## Aim
Return the listing below unchanged, minus its pictures.

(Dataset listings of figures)
# # # # #

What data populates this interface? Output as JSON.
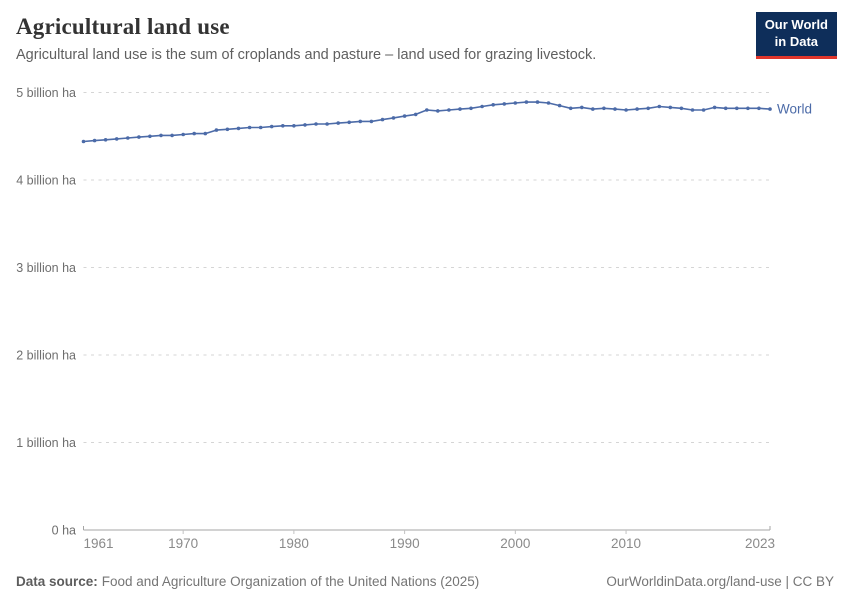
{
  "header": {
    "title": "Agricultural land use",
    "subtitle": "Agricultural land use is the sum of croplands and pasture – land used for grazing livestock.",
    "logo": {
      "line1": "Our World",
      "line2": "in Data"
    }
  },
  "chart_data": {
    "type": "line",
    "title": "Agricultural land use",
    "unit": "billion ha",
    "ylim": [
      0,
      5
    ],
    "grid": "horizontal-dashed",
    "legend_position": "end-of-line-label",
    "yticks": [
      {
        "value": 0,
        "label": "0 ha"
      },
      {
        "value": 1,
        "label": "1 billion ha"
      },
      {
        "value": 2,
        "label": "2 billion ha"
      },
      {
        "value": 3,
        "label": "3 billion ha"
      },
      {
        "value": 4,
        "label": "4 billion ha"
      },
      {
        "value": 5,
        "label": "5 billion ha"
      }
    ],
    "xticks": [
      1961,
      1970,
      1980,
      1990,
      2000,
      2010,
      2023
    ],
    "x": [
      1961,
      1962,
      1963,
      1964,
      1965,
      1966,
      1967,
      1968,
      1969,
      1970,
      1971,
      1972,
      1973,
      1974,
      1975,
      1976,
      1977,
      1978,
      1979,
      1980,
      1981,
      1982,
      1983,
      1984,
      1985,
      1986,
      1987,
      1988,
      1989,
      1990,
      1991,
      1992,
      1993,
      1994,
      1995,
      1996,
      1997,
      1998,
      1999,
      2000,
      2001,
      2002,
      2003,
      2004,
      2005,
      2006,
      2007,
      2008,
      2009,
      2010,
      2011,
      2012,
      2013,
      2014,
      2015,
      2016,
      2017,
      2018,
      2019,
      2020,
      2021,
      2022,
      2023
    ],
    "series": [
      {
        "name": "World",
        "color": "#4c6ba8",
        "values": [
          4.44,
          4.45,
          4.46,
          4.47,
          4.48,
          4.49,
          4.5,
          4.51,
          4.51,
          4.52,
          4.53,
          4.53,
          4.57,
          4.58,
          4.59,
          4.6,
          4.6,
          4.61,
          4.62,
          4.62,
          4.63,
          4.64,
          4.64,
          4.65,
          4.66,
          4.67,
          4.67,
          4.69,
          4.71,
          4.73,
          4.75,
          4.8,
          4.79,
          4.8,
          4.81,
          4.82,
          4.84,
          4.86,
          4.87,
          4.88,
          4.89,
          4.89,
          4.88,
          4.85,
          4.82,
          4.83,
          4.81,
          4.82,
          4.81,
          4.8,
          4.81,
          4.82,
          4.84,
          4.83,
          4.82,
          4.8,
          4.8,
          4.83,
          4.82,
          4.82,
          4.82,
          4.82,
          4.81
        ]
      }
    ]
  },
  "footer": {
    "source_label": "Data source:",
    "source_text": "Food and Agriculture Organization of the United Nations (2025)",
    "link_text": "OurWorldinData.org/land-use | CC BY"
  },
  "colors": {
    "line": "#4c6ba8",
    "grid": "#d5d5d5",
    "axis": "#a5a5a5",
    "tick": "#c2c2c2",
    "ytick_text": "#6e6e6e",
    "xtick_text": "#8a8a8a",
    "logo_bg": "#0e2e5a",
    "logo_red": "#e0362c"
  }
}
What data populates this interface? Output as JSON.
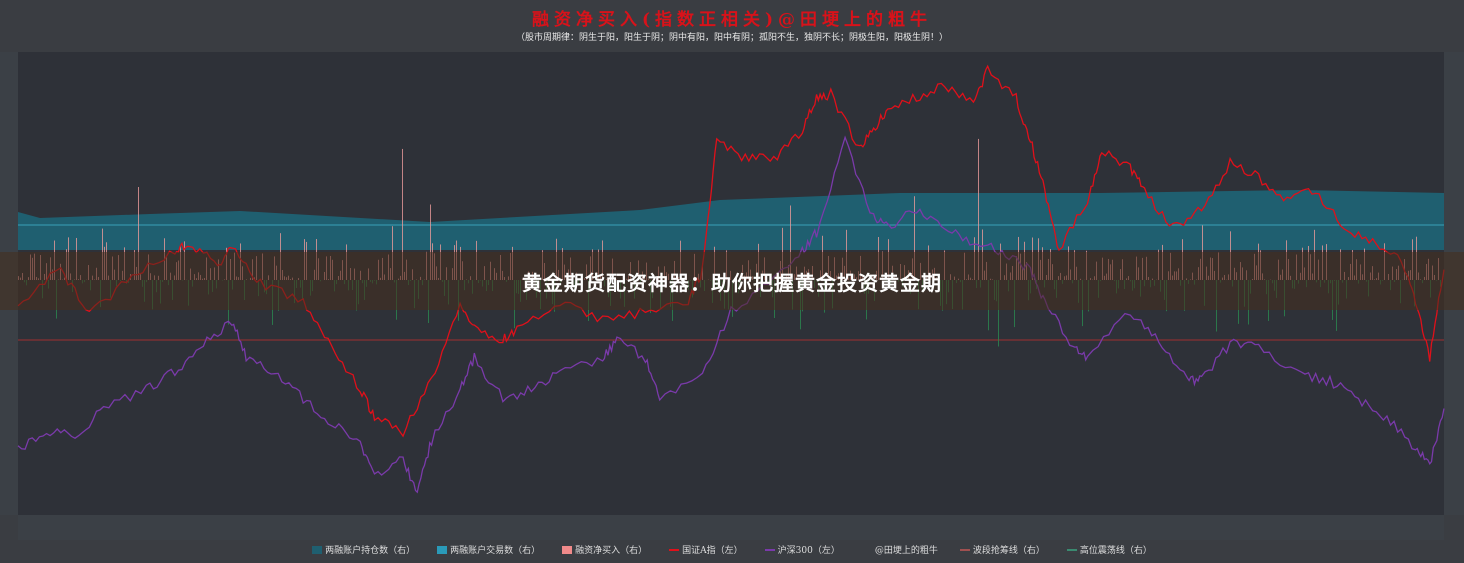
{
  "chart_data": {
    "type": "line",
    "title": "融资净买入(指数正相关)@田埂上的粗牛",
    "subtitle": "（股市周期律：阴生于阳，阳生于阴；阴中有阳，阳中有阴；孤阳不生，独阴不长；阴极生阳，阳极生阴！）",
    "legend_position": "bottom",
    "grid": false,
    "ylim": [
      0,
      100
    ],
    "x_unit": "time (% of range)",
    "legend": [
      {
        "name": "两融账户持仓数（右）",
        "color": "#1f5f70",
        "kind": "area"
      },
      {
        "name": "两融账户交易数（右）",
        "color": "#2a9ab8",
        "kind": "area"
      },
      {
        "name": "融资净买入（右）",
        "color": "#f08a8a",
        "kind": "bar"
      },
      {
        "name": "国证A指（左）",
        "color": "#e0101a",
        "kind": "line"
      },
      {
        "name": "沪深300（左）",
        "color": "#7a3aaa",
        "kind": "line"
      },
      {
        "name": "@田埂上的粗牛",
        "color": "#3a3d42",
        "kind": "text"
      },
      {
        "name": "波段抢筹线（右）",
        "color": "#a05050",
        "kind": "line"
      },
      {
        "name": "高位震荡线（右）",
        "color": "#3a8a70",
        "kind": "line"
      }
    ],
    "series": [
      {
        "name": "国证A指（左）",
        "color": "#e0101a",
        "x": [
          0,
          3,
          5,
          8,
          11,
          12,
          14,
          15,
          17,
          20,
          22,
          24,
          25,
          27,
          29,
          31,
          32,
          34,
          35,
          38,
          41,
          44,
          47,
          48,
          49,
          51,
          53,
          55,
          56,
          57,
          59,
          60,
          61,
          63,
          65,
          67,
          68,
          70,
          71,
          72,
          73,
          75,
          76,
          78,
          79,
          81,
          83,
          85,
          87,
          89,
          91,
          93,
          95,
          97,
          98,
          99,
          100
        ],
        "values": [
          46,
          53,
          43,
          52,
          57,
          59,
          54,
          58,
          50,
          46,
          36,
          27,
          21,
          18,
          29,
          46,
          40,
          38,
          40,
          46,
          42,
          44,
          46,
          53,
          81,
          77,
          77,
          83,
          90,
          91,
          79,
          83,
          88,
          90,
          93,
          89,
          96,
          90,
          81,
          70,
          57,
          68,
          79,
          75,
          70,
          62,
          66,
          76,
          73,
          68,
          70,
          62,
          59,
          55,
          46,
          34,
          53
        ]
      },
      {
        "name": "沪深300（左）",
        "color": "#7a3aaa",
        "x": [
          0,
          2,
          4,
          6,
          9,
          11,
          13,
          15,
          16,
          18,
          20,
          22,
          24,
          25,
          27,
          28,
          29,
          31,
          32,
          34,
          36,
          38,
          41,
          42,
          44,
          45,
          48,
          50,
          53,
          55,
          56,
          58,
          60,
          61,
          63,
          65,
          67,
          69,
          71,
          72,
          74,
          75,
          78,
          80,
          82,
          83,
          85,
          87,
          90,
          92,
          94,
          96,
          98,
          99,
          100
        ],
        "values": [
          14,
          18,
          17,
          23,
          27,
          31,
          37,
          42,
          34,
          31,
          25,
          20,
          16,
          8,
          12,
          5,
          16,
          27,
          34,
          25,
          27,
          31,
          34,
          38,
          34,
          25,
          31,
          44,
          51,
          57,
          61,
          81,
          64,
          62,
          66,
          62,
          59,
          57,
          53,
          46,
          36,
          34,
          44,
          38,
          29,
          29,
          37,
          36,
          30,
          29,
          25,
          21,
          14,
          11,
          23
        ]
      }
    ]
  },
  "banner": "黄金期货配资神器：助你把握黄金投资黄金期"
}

# # # # #

## Right answer
What data populates this interface? Output as JSON.
{
  "header": {
    "title": "Agricultural land use",
    "subtitle": "Agricultural land use is the sum of croplands and pasture – land used for grazing livestock.",
    "logo": {
      "line1": "Our World",
      "line2": "in Data"
    }
  },
  "chart_data": {
    "type": "line",
    "title": "Agricultural land use",
    "unit": "billion ha",
    "ylim": [
      0,
      5
    ],
    "grid": "horizontal-dashed",
    "legend_position": "end-of-line-label",
    "yticks": [
      {
        "value": 0,
        "label": "0 ha"
      },
      {
        "value": 1,
        "label": "1 billion ha"
      },
      {
        "value": 2,
        "label": "2 billion ha"
      },
      {
        "value": 3,
        "label": "3 billion ha"
      },
      {
        "value": 4,
        "label": "4 billion ha"
      },
      {
        "value": 5,
        "label": "5 billion ha"
      }
    ],
    "xticks": [
      1961,
      1970,
      1980,
      1990,
      2000,
      2010,
      2023
    ],
    "x": [
      1961,
      1962,
      1963,
      1964,
      1965,
      1966,
      1967,
      1968,
      1969,
      1970,
      1971,
      1972,
      1973,
      1974,
      1975,
      1976,
      1977,
      1978,
      1979,
      1980,
      1981,
      1982,
      1983,
      1984,
      1985,
      1986,
      1987,
      1988,
      1989,
      1990,
      1991,
      1992,
      1993,
      1994,
      1995,
      1996,
      1997,
      1998,
      1999,
      2000,
      2001,
      2002,
      2003,
      2004,
      2005,
      2006,
      2007,
      2008,
      2009,
      2010,
      2011,
      2012,
      2013,
      2014,
      2015,
      2016,
      2017,
      2018,
      2019,
      2020,
      2021,
      2022,
      2023
    ],
    "series": [
      {
        "name": "World",
        "color": "#4c6ba8",
        "values": [
          4.44,
          4.45,
          4.46,
          4.47,
          4.48,
          4.49,
          4.5,
          4.51,
          4.51,
          4.52,
          4.53,
          4.53,
          4.57,
          4.58,
          4.59,
          4.6,
          4.6,
          4.61,
          4.62,
          4.62,
          4.63,
          4.64,
          4.64,
          4.65,
          4.66,
          4.67,
          4.67,
          4.69,
          4.71,
          4.73,
          4.75,
          4.8,
          4.79,
          4.8,
          4.81,
          4.82,
          4.84,
          4.86,
          4.87,
          4.88,
          4.89,
          4.89,
          4.88,
          4.85,
          4.82,
          4.83,
          4.81,
          4.82,
          4.81,
          4.8,
          4.81,
          4.82,
          4.84,
          4.83,
          4.82,
          4.8,
          4.8,
          4.83,
          4.82,
          4.82,
          4.82,
          4.82,
          4.81
        ]
      }
    ]
  },
  "footer": {
    "source_label": "Data source:",
    "source_text": "Food and Agriculture Organization of the United Nations (2025)",
    "link_text": "OurWorldinData.org/land-use | CC BY"
  },
  "colors": {
    "line": "#4c6ba8",
    "grid": "#d5d5d5",
    "axis": "#a5a5a5",
    "tick": "#c2c2c2",
    "ytick_text": "#6e6e6e",
    "xtick_text": "#8a8a8a",
    "logo_bg": "#0e2e5a",
    "logo_red": "#e0362c"
  }
}
What data populates this interface? Output as JSON.
{
  "chart_data": {
    "type": "line",
    "title": "融资净买入(指数正相关)@田埂上的粗牛",
    "subtitle": "（股市周期律：阴生于阳，阳生于阴；阴中有阳，阳中有阴；孤阳不生，独阴不长；阴极生阳，阳极生阴！）",
    "legend_position": "bottom",
    "grid": false,
    "ylim": [
      0,
      100
    ],
    "x_unit": "time (% of range)",
    "legend": [
      {
        "name": "两融账户持仓数（右）",
        "color": "#1f5f70",
        "kind": "area"
      },
      {
        "name": "两融账户交易数（右）",
        "color": "#2a9ab8",
        "kind": "area"
      },
      {
        "name": "融资净买入（右）",
        "color": "#f08a8a",
        "kind": "bar"
      },
      {
        "name": "国证A指（左）",
        "color": "#e0101a",
        "kind": "line"
      },
      {
        "name": "沪深300（左）",
        "color": "#7a3aaa",
        "kind": "line"
      },
      {
        "name": "@田埂上的粗牛",
        "color": "#3a3d42",
        "kind": "text"
      },
      {
        "name": "波段抢筹线（右）",
        "color": "#a05050",
        "kind": "line"
      },
      {
        "name": "高位震荡线（右）",
        "color": "#3a8a70",
        "kind": "line"
      }
    ],
    "series": [
      {
        "name": "国证A指（左）",
        "color": "#e0101a",
        "x": [
          0,
          3,
          5,
          8,
          11,
          12,
          14,
          15,
          17,
          20,
          22,
          24,
          25,
          27,
          29,
          31,
          32,
          34,
          35,
          38,
          41,
          44,
          47,
          48,
          49,
          51,
          53,
          55,
          56,
          57,
          59,
          60,
          61,
          63,
          65,
          67,
          68,
          70,
          71,
          72,
          73,
          75,
          76,
          78,
          79,
          81,
          83,
          85,
          87,
          89,
          91,
          93,
          95,
          97,
          98,
          99,
          100
        ],
        "values": [
          46,
          53,
          43,
          52,
          57,
          59,
          54,
          58,
          50,
          46,
          36,
          27,
          21,
          18,
          29,
          46,
          40,
          38,
          40,
          46,
          42,
          44,
          46,
          53,
          81,
          77,
          77,
          83,
          90,
          91,
          79,
          83,
          88,
          90,
          93,
          89,
          96,
          90,
          81,
          70,
          57,
          68,
          79,
          75,
          70,
          62,
          66,
          76,
          73,
          68,
          70,
          62,
          59,
          55,
          46,
          34,
          53
        ]
      },
      {
        "name": "沪深300（左）",
        "color": "#7a3aaa",
        "x": [
          0,
          2,
          4,
          6,
          9,
          11,
          13,
          15,
          16,
          18,
          20,
          22,
          24,
          25,
          27,
          28,
          29,
          31,
          32,
          34,
          36,
          38,
          41,
          42,
          44,
          45,
          48,
          50,
          53,
          55,
          56,
          58,
          60,
          61,
          63,
          65,
          67,
          69,
          71,
          72,
          74,
          75,
          78,
          80,
          82,
          83,
          85,
          87,
          90,
          92,
          94,
          96,
          98,
          99,
          100
        ],
        "values": [
          14,
          18,
          17,
          23,
          27,
          31,
          37,
          42,
          34,
          31,
          25,
          20,
          16,
          8,
          12,
          5,
          16,
          27,
          34,
          25,
          27,
          31,
          34,
          38,
          34,
          25,
          31,
          44,
          51,
          57,
          61,
          81,
          64,
          62,
          66,
          62,
          59,
          57,
          53,
          46,
          36,
          34,
          44,
          38,
          29,
          29,
          37,
          36,
          30,
          29,
          25,
          21,
          14,
          11,
          23
        ]
      }
    ]
  },
  "banner": "黄金期货配资神器：助你把握黄金投资黄金期"
}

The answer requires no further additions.